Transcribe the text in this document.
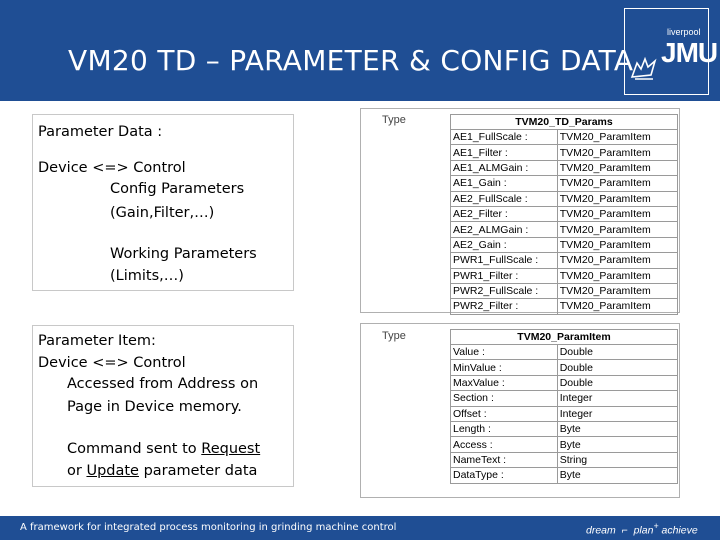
VM20 TD – PARAMETER & CONFIG DATA
liverpool
JMU
Parameter Data :
Device <=> Control
Config Parameters
(Gain,Filter,…)
Working Parameters
(Limits,…)
Parameter Item:
Device <=> Control
Accessed from Address on
Page in Device memory.
Command sent to Request
or Update parameter data
Type	TVM20_TD_Params	
AE1_FullScale :	TVM20_ParamItem
AE1_Filter :	TVM20_ParamItem
AE1_ALMGain :	TVM20_ParamItem
AE1_Gain :	TVM20_ParamItem
AE2_FullScale :	TVM20_ParamItem
AE2_Filter :	TVM20_ParamItem
AE2_ALMGain :	TVM20_ParamItem
AE2_Gain :	TVM20_ParamItem
PWR1_FullScale :	TVM20_ParamItem
PWR1_Filter :	TVM20_ParamItem
PWR2_FullScale :	TVM20_ParamItem
PWR2_Filter :	TVM20_ParamItem
Type	TVM20_ParamItem	
Value :	Double
MinValue :	Double
MaxValue :	Double
Section :	Integer
Offset :	Integer
Length :	Byte
Access :	Byte
NameText :	String
DataType :	Byte
A framework for integrated process monitoring in grinding machine control	dream  ⌐  plan+ achieve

..............................

**Work instructions**
Each record must be quoted in full and exactly. Do not include the pictures.

**Result of the exercise**
Transcribe the text in this document.
VM20 TD – PARAMETER & CONFIG DATA
liverpool
JMU
Parameter Data :
Device <=> Control
Config Parameters
(Gain,Filter,…)
Working Parameters
(Limits,…)
Parameter Item:
Device <=> Control
Accessed from Address on
Page in Device memory.
Command sent to Request
or Update parameter data
Type	TVM20_TD_Params	
AE1_FullScale :	TVM20_ParamItem
AE1_Filter :	TVM20_ParamItem
AE1_ALMGain :	TVM20_ParamItem
AE1_Gain :	TVM20_ParamItem
AE2_FullScale :	TVM20_ParamItem
AE2_Filter :	TVM20_ParamItem
AE2_ALMGain :	TVM20_ParamItem
AE2_Gain :	TVM20_ParamItem
PWR1_FullScale :	TVM20_ParamItem
PWR1_Filter :	TVM20_ParamItem
PWR2_FullScale :	TVM20_ParamItem
PWR2_Filter :	TVM20_ParamItem
Type	TVM20_ParamItem	
Value :	Double
MinValue :	Double
MaxValue :	Double
Section :	Integer
Offset :	Integer
Length :	Byte
Access :	Byte
NameText :	String
DataType :	Byte
A framework for integrated process monitoring in grinding machine control	dream  ⌐  plan+ achieve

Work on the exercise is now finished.